**Aufgabenstellung a:** Erklären Sie anhand des Artikels über Jürgen Kahle in ein bis drei Sätzen, warum er und Daniel Schiawo sich mit den Stammesfürsten gut stellen mussten.

**Quellenauszug:**
■ ■ ■

Für viele Westallgäuer sind die Meldungen über die gestern zu Ende gegangene Entführung von drei Deutschen im Jemen Nachrichten aus einer fernen, unbekannten Welt. Jürgen Kahle aus dem er Ortsteil Harratried hingegen erinnern sie an seine Zeit dort. Bis 2001 arbeitete er als Entwicklungshelfer vor Ort.
Nach seiner Pensionierung als Mathematiklehrer zog es Jürgen Kahle 1997 erstmals in den Jemen. Für das Land begeistert hatte ihn ein ehemaliger Schüler, der dort inzwischen leitender Mitarbeiter der Gesellschaft für technische Zusammenarbeit (GTZ) geworden war. Für die gleiche Entwicklungshilfe-Organisation arbeitet auch einer der drei jetzt im Jemen entführten und gestern freigekommenen Deutschen.
Beim inzwischen 77-jährigen Jürgen Kahle ist das Interesse am Schicksal der Entführten entsprechend groß. Und er weiß aus eigener Erfahrung, dass in dem arabischen Land nicht die Zentralregierung das wirkliche Sagen hat, sondern die Stammesfürsten. Mit ihnen mussten sich auch Kahle und sein ehemaliger Schüler Daniel Schiawo gut stellen, wenn sie das Land bereisen wollten.

■ ■ ■

**Die Daten:**
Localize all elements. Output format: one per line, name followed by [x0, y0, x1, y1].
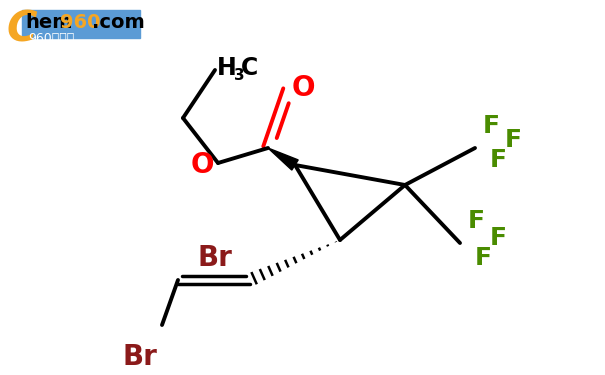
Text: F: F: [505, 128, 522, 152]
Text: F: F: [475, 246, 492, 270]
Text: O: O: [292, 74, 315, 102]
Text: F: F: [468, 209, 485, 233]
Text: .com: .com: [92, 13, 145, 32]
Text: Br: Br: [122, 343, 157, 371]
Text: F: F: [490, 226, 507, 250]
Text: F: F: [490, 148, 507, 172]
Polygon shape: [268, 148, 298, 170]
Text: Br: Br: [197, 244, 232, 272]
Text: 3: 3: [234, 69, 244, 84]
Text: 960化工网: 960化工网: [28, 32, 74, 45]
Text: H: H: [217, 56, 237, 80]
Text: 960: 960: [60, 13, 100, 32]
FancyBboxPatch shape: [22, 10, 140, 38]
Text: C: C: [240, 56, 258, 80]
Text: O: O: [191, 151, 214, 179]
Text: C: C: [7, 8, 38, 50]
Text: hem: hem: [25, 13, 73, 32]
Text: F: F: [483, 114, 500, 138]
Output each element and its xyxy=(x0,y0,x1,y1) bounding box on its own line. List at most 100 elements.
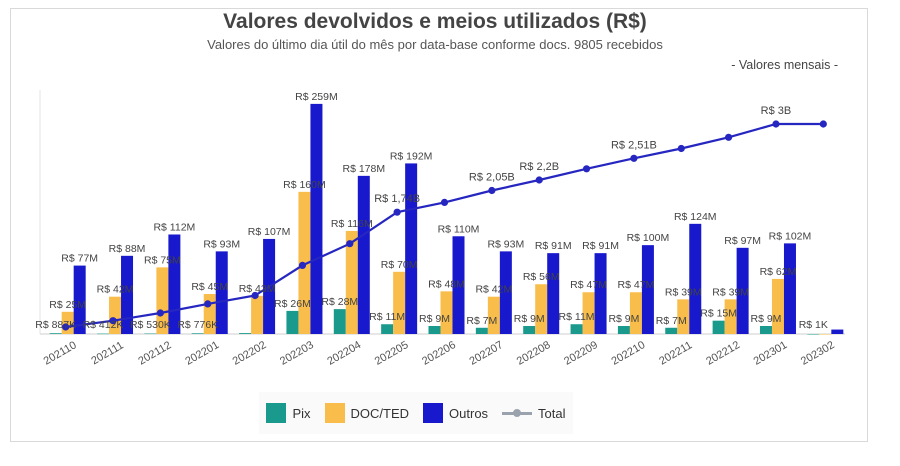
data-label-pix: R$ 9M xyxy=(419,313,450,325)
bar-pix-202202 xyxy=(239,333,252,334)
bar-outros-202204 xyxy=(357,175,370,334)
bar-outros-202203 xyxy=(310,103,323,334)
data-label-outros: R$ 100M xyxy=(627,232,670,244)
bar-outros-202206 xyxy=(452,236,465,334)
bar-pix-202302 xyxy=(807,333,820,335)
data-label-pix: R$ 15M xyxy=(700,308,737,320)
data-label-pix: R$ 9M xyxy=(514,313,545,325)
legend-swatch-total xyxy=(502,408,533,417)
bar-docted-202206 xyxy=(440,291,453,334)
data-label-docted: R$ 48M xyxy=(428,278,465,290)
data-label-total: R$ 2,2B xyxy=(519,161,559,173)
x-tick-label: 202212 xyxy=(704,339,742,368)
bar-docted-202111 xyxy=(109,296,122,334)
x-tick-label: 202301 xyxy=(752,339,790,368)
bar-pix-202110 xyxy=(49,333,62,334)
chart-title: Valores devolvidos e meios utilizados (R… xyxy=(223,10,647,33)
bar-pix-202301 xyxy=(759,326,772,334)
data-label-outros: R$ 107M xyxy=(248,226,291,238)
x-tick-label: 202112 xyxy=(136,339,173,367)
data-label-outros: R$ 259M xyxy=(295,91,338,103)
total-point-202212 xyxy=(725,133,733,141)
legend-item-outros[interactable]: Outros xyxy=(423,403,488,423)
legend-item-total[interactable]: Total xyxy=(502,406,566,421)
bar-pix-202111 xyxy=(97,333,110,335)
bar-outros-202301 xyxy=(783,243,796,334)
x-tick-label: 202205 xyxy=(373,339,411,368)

■ ■ ■

**Aufgabenstellung b:** Schreiben Sie bitte aus den Datensätzen die Zeilen von der Zeile mit „Text: F: F: [505, 128, 522, 152]“ bis zur Zeile mit „Text: C: C: [7, 8, 38, 50]“ genau ab, beide eingeschlossen.

**Antwort a:** Sie wollten das Land bereisen, und im Jemen hat nach Kahles eigener Erfahrung nicht die Zentralregierung das wirkliche Sagen, sondern die Stammesfürsten. Deshalb mussten sie sich mit diesen gut stellen.

**Antwort b:**
Text: F: F: [505, 128, 522, 152]
Text: F: F: [475, 246, 492, 270]
Text: O: O: [292, 74, 315, 102]
Text: F: F: [468, 209, 485, 233]
Text: .com: .com: [92, 13, 145, 32]
Text: Br: Br: [122, 343, 157, 371]
Text: F: F: [490, 226, 507, 250]
Text: F: F: [490, 148, 507, 172]
Polygon shape: [268, 148, 298, 170]
Text: Br: Br: [197, 244, 232, 272]
Text: 3: 3: [234, 69, 244, 84]
Text: 960化工网: 960化工网: [28, 32, 74, 45]
Text: H: H: [217, 56, 237, 80]
Text: 960: 960: [60, 13, 100, 32]
FancyBboxPatch shape: [22, 10, 140, 38]
Text: C: C: [240, 56, 258, 80]
Text: O: O: [191, 151, 214, 179]
Text: C: C: [7, 8, 38, 50]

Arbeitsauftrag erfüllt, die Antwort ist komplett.